Records:

━━━

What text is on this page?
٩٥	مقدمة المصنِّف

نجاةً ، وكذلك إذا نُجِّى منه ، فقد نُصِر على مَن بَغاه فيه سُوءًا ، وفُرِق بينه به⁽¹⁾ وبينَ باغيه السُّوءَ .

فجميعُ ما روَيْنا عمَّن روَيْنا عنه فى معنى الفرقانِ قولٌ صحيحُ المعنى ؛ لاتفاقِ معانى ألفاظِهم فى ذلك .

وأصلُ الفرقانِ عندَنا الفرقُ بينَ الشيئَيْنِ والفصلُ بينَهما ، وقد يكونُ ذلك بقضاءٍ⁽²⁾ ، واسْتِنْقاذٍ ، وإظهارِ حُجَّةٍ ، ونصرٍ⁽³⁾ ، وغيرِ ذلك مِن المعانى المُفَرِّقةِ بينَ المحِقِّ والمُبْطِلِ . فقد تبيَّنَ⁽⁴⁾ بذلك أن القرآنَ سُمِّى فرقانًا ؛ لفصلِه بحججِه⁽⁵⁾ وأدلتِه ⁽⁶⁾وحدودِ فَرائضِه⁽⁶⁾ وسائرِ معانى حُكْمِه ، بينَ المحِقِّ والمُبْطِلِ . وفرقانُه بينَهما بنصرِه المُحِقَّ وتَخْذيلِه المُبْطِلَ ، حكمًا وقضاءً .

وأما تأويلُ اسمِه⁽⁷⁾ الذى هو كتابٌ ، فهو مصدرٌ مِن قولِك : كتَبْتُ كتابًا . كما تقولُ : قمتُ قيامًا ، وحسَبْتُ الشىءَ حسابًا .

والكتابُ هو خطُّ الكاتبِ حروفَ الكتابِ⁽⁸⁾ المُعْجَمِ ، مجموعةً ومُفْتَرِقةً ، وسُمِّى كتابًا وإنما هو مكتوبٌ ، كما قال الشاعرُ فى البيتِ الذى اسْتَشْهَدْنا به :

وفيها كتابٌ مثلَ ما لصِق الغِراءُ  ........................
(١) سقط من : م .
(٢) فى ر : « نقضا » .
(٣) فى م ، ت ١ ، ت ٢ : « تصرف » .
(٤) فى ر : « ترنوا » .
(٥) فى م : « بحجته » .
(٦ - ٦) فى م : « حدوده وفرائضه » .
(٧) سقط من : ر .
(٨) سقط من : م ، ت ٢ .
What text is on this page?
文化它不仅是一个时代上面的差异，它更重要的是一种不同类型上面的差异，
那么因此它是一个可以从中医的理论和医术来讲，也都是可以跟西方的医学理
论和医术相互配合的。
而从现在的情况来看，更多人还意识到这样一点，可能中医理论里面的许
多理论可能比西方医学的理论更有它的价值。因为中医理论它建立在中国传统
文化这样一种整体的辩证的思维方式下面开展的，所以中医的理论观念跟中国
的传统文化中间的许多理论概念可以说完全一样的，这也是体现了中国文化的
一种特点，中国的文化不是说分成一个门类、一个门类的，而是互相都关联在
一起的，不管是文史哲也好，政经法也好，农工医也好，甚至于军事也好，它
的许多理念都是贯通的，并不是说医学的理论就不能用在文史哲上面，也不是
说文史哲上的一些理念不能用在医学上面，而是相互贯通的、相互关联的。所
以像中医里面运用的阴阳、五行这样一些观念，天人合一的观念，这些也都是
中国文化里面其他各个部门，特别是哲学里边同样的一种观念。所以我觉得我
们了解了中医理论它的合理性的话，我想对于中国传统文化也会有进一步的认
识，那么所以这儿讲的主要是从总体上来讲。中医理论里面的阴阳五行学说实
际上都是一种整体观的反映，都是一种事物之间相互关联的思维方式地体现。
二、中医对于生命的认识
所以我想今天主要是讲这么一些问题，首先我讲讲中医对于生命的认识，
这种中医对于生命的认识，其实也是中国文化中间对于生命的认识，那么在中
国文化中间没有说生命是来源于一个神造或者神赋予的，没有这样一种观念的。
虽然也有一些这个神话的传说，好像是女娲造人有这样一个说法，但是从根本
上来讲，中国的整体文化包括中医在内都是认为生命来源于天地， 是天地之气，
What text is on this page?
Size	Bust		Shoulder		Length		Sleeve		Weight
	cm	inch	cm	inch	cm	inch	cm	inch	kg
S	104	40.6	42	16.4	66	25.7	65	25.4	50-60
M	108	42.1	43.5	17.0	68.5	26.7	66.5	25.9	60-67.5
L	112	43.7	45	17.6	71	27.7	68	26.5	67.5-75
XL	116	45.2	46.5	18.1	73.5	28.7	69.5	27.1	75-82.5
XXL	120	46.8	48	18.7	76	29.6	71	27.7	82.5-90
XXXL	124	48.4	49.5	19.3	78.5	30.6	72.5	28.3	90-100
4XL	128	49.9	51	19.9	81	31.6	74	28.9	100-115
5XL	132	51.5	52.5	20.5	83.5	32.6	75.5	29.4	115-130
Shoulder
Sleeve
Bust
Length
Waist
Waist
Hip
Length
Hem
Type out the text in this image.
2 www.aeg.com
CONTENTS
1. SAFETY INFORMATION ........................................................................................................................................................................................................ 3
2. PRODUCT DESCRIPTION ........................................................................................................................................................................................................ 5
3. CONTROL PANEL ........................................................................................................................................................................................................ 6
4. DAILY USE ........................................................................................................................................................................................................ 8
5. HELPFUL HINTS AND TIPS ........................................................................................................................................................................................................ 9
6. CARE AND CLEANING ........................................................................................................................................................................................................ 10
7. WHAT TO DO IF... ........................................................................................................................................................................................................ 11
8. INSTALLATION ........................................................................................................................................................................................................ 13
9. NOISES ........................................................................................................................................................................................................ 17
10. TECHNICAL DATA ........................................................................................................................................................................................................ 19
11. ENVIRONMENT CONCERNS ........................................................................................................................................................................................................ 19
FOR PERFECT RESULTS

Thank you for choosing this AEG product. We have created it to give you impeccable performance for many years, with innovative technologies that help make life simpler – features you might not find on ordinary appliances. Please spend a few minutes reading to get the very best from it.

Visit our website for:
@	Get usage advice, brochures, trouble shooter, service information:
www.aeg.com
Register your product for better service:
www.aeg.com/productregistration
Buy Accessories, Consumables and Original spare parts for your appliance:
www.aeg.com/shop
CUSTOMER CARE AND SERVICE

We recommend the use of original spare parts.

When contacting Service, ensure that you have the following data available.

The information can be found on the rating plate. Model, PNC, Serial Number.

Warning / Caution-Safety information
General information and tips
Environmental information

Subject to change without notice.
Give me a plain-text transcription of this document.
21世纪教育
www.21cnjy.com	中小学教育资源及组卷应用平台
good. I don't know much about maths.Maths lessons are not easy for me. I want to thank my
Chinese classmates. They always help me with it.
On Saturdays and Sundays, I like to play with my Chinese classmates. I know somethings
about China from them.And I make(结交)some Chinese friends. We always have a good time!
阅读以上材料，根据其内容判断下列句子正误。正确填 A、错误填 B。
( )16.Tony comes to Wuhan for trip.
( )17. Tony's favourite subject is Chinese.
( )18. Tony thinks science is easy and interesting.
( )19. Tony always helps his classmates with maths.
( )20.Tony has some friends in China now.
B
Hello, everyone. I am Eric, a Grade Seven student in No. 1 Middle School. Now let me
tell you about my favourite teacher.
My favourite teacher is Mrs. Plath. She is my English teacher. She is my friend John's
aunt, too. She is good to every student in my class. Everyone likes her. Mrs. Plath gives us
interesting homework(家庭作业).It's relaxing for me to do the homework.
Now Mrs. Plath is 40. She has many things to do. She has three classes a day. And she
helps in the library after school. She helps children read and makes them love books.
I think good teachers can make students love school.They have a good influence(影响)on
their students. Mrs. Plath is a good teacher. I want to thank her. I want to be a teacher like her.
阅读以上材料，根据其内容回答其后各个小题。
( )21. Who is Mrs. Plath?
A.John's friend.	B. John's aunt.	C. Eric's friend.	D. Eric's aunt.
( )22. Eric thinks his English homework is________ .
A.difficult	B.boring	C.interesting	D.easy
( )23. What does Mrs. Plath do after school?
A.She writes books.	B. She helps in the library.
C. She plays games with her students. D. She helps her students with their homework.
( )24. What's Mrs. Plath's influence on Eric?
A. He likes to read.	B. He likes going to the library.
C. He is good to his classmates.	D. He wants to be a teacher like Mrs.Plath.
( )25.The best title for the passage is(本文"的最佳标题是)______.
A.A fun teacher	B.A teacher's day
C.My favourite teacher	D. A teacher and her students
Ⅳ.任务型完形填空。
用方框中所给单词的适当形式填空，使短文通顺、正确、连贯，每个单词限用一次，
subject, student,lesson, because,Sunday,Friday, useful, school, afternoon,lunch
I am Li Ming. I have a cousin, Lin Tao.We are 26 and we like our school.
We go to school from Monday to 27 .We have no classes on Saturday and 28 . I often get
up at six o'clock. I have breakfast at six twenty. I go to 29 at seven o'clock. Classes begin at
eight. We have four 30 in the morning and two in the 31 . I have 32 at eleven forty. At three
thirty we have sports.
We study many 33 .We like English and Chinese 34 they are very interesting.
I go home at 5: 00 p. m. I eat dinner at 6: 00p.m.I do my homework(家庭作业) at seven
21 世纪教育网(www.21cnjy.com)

━━━

Problem to solve:
Only lines that contain the word "easy" are wanted; copy each of them.

Correct output:
good. I don't know much about maths.Maths lessons are not easy for me. I want to thank my
( )18. Tony thinks science is easy and interesting.
A.difficult	B.boring	C.interesting	D.easy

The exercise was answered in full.